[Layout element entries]
----

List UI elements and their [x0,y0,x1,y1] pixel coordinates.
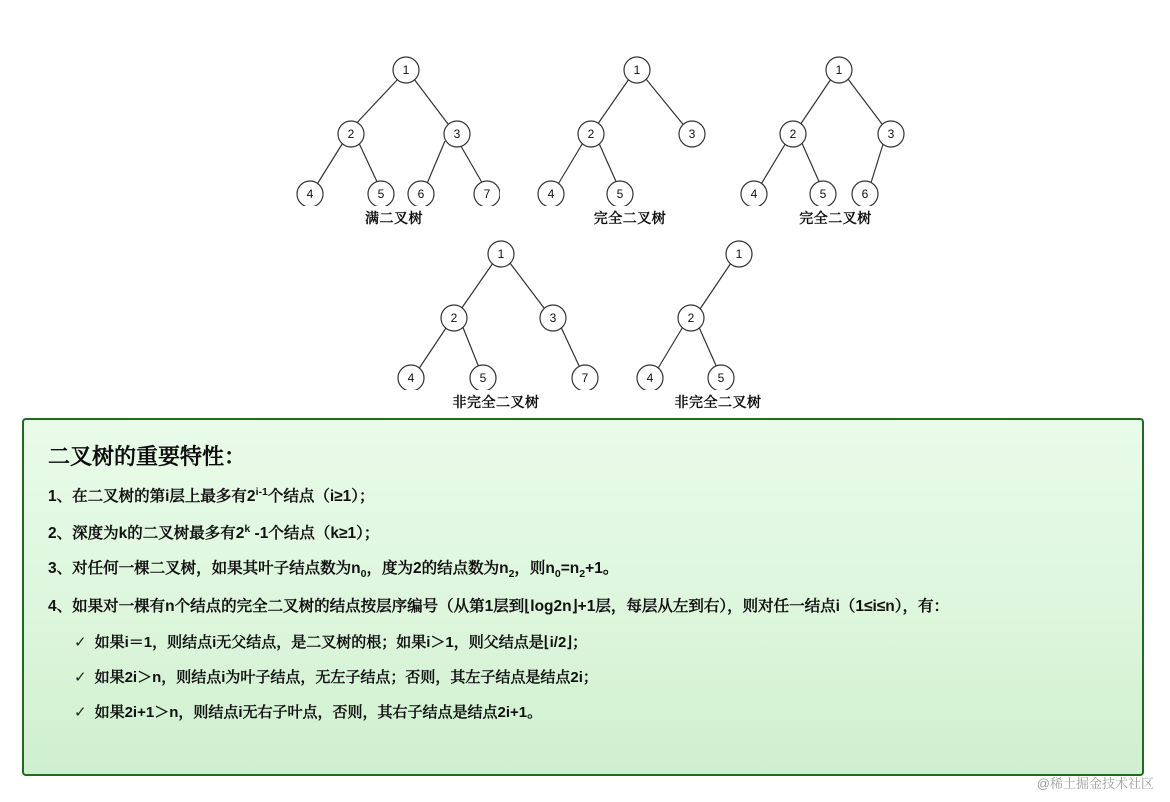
binary-tree-properties-box [22,418,1144,776]
property-index: 2、 [48,524,73,542]
svg-text:3: 3 [887,127,895,141]
watermark: @稀土掘金技术社区 [1036,776,1154,791]
property-text-cont: +1。 [585,560,619,578]
svg-text:2: 2 [789,127,797,141]
tree-nodes [637,241,752,390]
svg-text:7: 7 [483,187,491,201]
tree-caption: 非完全二叉树 [452,394,540,410]
check-icon: ✓ [74,669,87,687]
svg-text:6: 6 [417,187,425,201]
svg-text:5: 5 [819,187,827,201]
tree-caption: 完全二叉树 [593,210,667,226]
svg-text:4: 4 [547,187,555,201]
svg-text:2: 2 [687,311,695,325]
svg-text:7: 7 [581,371,589,385]
property-text-cont: -1个结点（k≥1）； [250,524,380,542]
svg-text:1: 1 [497,247,505,261]
svg-text:1: 1 [402,63,410,77]
tree-graphic-full-binary-tree [288,44,500,206]
tree-graphic-incomplete-binary-tree-2 [628,228,808,390]
svg-text:1: 1 [633,63,641,77]
svg-text:4: 4 [407,371,415,385]
svg-text:4: 4 [750,187,758,201]
tree-full-binary-tree [288,44,500,228]
property-subscript: 0 [360,568,367,581]
tree-edges [760,79,885,186]
check-icon: ✓ [74,704,87,722]
property-subscript: 2 [579,568,586,581]
svg-text:4: 4 [646,371,654,385]
tree-complete-binary-tree-1 [530,44,730,228]
property-item-1 [48,485,1118,509]
tree-caption: 非完全二叉树 [674,394,762,410]
svg-text:1: 1 [735,247,743,261]
svg-text:3: 3 [453,127,461,141]
property-sub-item-1 [74,632,1118,653]
property-text: 对任何一棵二叉树，如果其叶子结点数为n [72,560,361,578]
property-superscript: k [244,522,251,535]
property-index: 4、 [48,597,73,615]
tree-nodes [297,57,500,206]
svg-text:1: 1 [835,63,843,77]
property-item-3 [48,558,1118,582]
svg-text:5: 5 [616,187,624,201]
svg-text:5: 5 [377,187,385,201]
tree-nodes [398,241,598,390]
property-text: 深度为k的二叉树最多有2 [72,524,245,542]
property-sub-item-3 [74,702,1118,723]
svg-text:6: 6 [861,187,869,201]
tree-incomplete-binary-tree-2 [628,228,808,412]
tree-incomplete-binary-tree-1 [390,228,602,412]
svg-text:5: 5 [717,371,725,385]
property-item-2 [48,522,1118,546]
tree-nodes [741,57,904,206]
svg-text:2: 2 [587,127,595,141]
svg-text:3: 3 [688,127,696,141]
property-index: 1、 [48,488,73,506]
property-sub-item-2 [74,667,1118,688]
svg-text:3: 3 [549,311,557,325]
tree-edges [557,79,686,186]
property-superscript: i-1 [255,486,268,498]
svg-text:2: 2 [347,127,355,141]
tree-caption: 完全二叉树 [799,210,872,226]
property-sub-text: 如果i＝1，则结点i无父结点，是二叉树的根；如果i＞1，则父结点是⌊i/2⌋； [94,634,588,652]
svg-text:5: 5 [479,371,487,385]
tree-graphic-complete-binary-tree-1 [530,44,730,206]
tree-caption: 满二叉树 [365,210,423,226]
property-sub-text: 如果2i＞n，则结点i为叶子结点，无左子结点；否则，其左子结点是结点2i； [94,669,598,687]
svg-text:2: 2 [450,311,458,325]
property-subscript: 0 [554,568,561,581]
property-text-cont: ，则n [514,560,555,578]
tree-complete-binary-tree-2 [733,44,938,228]
check-icon: ✓ [74,634,87,652]
property-index: 3、 [48,560,73,578]
property-text: 在二叉树的第i层上最多有2 [72,488,256,506]
tree-nodes [538,57,705,206]
property-subscript: 2 [508,568,515,581]
property-sub-list [48,632,1118,723]
property-text-cont: =n [560,560,580,578]
property-text-cont: ，度为2的结点数为n [366,560,509,578]
properties-title: 二叉树的重要特性： [48,444,247,469]
property-item-4 [48,596,1118,618]
svg-text:4: 4 [306,187,314,201]
property-text-cont: 个结点（i≥1）； [267,488,375,506]
property-text: 如果对一棵有n个结点的完全二叉树的结点按层序编号（从第1层到⌊log2n⌋+1层，每层从左到右），则对任一结点i（1≤i≤n），有： [72,597,950,615]
property-sub-text: 如果2i+1＞n，则结点i无右子叶点，否则，其右子结点是结点2i+1。 [94,704,543,722]
tree-graphic-incomplete-binary-tree-1 [390,228,602,390]
tree-graphic-complete-binary-tree-2 [733,44,938,206]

----

▸ **Prompt**: Reproduce every row above line for line, with no changes. Leave the pictures out.

▸ **Solution to the problem**:
List UI elements and their [x0,y0,x1,y1] pixel coordinates.
binary-tree-properties-box [22,418,1144,776]
property-index: 2、 [48,524,73,542]
svg-text:3: 3 [887,127,895,141]
watermark: @稀土掘金技术社区 [1036,776,1154,791]
property-text-cont: +1。 [585,560,619,578]
svg-text:2: 2 [789,127,797,141]
tree-nodes [637,241,752,390]
svg-text:7: 7 [483,187,491,201]
tree-caption: 非完全二叉树 [452,394,540,410]
check-icon: ✓ [74,669,87,687]
svg-text:6: 6 [417,187,425,201]
svg-text:5: 5 [819,187,827,201]
tree-caption: 完全二叉树 [593,210,667,226]
svg-text:4: 4 [547,187,555,201]
svg-text:2: 2 [687,311,695,325]
svg-text:7: 7 [581,371,589,385]
property-text-cont: -1个结点（k≥1）； [250,524,380,542]
svg-text:1: 1 [497,247,505,261]
svg-text:1: 1 [402,63,410,77]
tree-graphic-full-binary-tree [288,44,500,206]
tree-graphic-incomplete-binary-tree-2 [628,228,808,390]
svg-text:1: 1 [633,63,641,77]
svg-text:4: 4 [407,371,415,385]
svg-text:4: 4 [750,187,758,201]
tree-full-binary-tree [288,44,500,228]
property-subscript: 0 [360,568,367,581]
tree-edges [760,79,885,186]
check-icon: ✓ [74,704,87,722]
property-subscript: 2 [579,568,586,581]
svg-text:4: 4 [646,371,654,385]
tree-complete-binary-tree-1 [530,44,730,228]
property-item-1 [48,485,1118,509]
tree-caption: 非完全二叉树 [674,394,762,410]
svg-text:1: 1 [735,247,743,261]
svg-text:3: 3 [453,127,461,141]
property-sub-item-1 [74,632,1118,653]
property-text: 对任何一棵二叉树，如果其叶子结点数为n [72,560,361,578]
property-superscript: k [244,522,251,535]
property-index: 4、 [48,597,73,615]
tree-nodes [297,57,500,206]
svg-text:1: 1 [835,63,843,77]
property-item-3 [48,558,1118,582]
svg-text:5: 5 [616,187,624,201]
svg-text:5: 5 [377,187,385,201]
tree-nodes [398,241,598,390]
property-text: 深度为k的二叉树最多有2 [72,524,245,542]
property-sub-item-3 [74,702,1118,723]
svg-text:6: 6 [861,187,869,201]
tree-incomplete-binary-tree-2 [628,228,808,412]
tree-incomplete-binary-tree-1 [390,228,602,412]
svg-text:5: 5 [717,371,725,385]
property-item-2 [48,522,1118,546]
tree-nodes [741,57,904,206]
svg-text:2: 2 [587,127,595,141]
svg-text:3: 3 [688,127,696,141]
property-index: 1、 [48,488,73,506]
property-sub-item-2 [74,667,1118,688]
svg-text:3: 3 [549,311,557,325]
tree-edges [557,79,686,186]
property-superscript: i-1 [255,486,268,498]
svg-text:2: 2 [347,127,355,141]
tree-caption: 完全二叉树 [799,210,872,226]
property-sub-text: 如果i＝1，则结点i无父结点，是二叉树的根；如果i＞1，则父结点是⌊i/2⌋； [94,634,588,652]
svg-text:5: 5 [479,371,487,385]
tree-graphic-complete-binary-tree-1 [530,44,730,206]
tree-caption: 满二叉树 [365,210,423,226]
property-sub-text: 如果2i＞n，则结点i为叶子结点，无左子结点；否则，其左子结点是结点2i； [94,669,598,687]
svg-text:2: 2 [450,311,458,325]
property-subscript: 0 [554,568,561,581]
property-text-cont: ，则n [514,560,555,578]
tree-complete-binary-tree-2 [733,44,938,228]
check-icon: ✓ [74,634,87,652]
property-index: 3、 [48,560,73,578]
property-text: 在二叉树的第i层上最多有2 [72,488,256,506]
tree-nodes [538,57,705,206]
property-subscript: 2 [508,568,515,581]
property-sub-list [48,632,1118,723]
property-text-cont: =n [560,560,580,578]
property-text-cont: ，度为2的结点数为n [366,560,509,578]
properties-title: 二叉树的重要特性： [48,444,247,469]
property-item-4 [48,596,1118,618]
svg-text:4: 4 [306,187,314,201]
property-text-cont: 个结点（i≥1）； [267,488,375,506]
property-text: 如果对一棵有n个结点的完全二叉树的结点按层序编号（从第1层到⌊log2n⌋+1层，每层从左到右），则对任一结点i（1≤i≤n），有： [72,597,950,615]
property-sub-text: 如果2i+1＞n，则结点i无右子叶点，否则，其右子结点是结点2i+1。 [94,704,543,722]
tree-graphic-incomplete-binary-tree-1 [390,228,602,390]
tree-graphic-complete-binary-tree-2 [733,44,938,206]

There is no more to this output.